* [WRITTEN INSTRUCTION]: Spot each line that carries the word "bestämmelser"; copy those lines.

* [DATA FOR THIS EXERCISE]:
####
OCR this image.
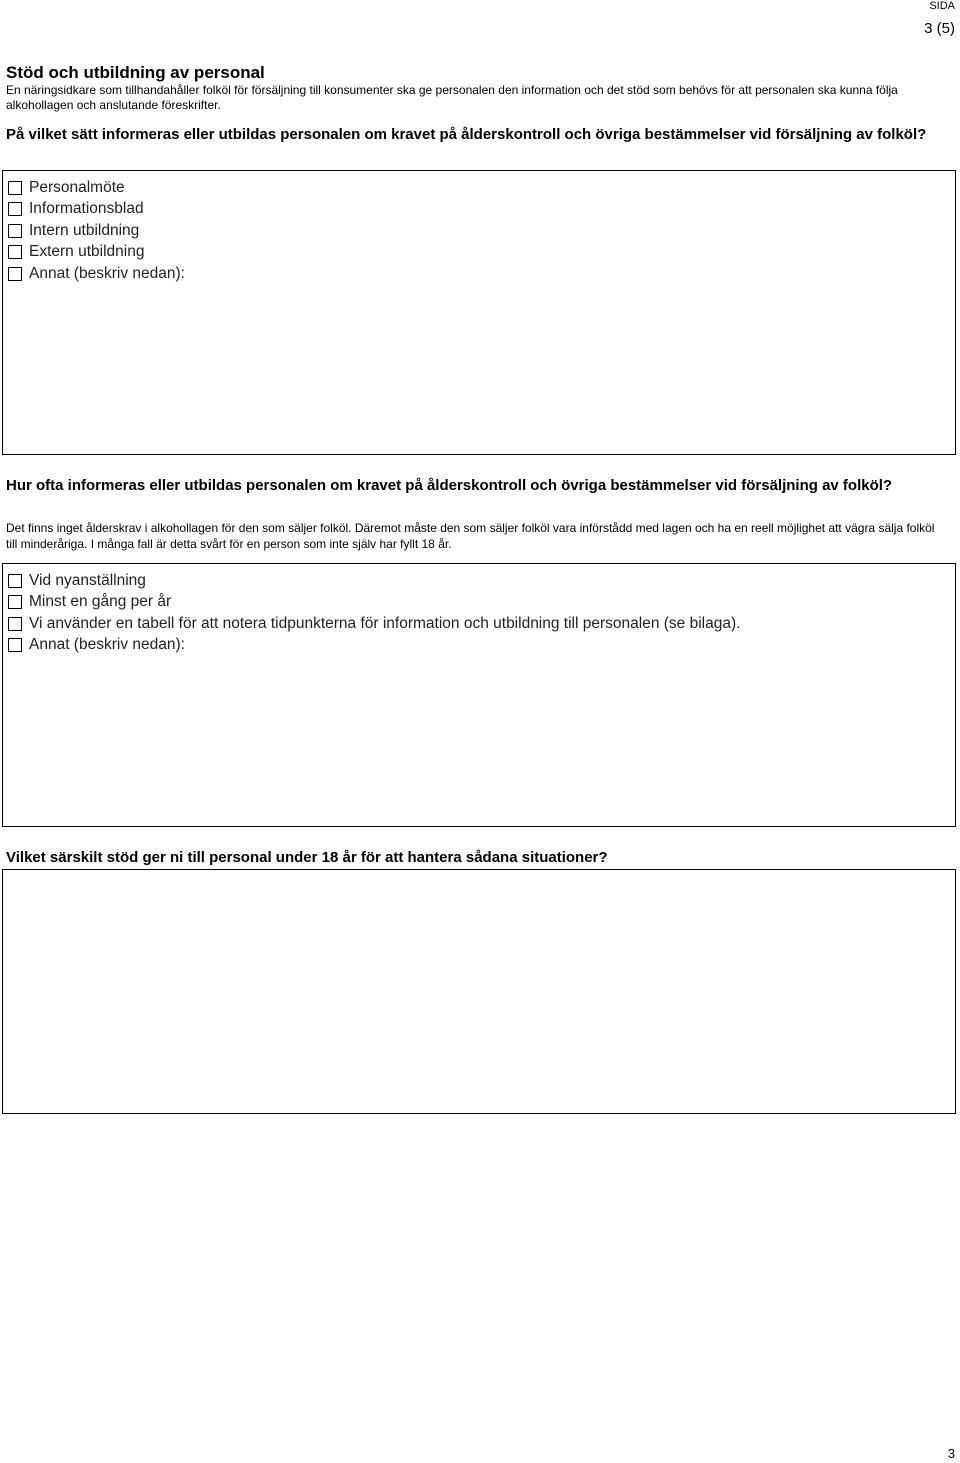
SIDA
3 (5)
Stöd och utbildning av personal

En näringsidkare som tillhandahåller folköl för försäljning till konsumenter ska ge personalen den information och det stöd som behövs för att personalen ska kunna följa alkohollagen och anslutande föreskrifter.

På vilket sätt informeras eller utbildas personalen om kravet på ålderskontroll och övriga bestämmelser vid försäljning av folköl?

Personalmöte
Informationsblad
Intern utbildning
Extern utbildning
Annat (beskriv nedan):

Hur ofta informeras eller utbildas personalen om kravet på ålderskontroll och övriga bestämmelser vid försäljning av folköl?

Det finns inget ålderskrav i alkohollagen för den som säljer folköl. Däremot måste den som säljer folköl vara införstådd med lagen och ha en reell möjlighet att vägra sälja folköl till minderåriga. I många fall är detta svårt för en person som inte själv har fyllt 18 år.

Vid nyanställning
Minst en gång per år
Vi använder en tabell för att notera tidpunkterna för information och utbildning till personalen (se bilaga).
Annat (beskriv nedan):

Vilket särskilt stöd ger ni till personal under 18 år för att hantera sådana situationer?

3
####
* [ANSWER FOR THE TASK]:
På vilket sätt informeras eller utbildas personalen om kravet på ålderskontroll och övriga bestämmelser vid försäljning av folköl?
Hur ofta informeras eller utbildas personalen om kravet på ålderskontroll och övriga bestämmelser vid försäljning av folköl?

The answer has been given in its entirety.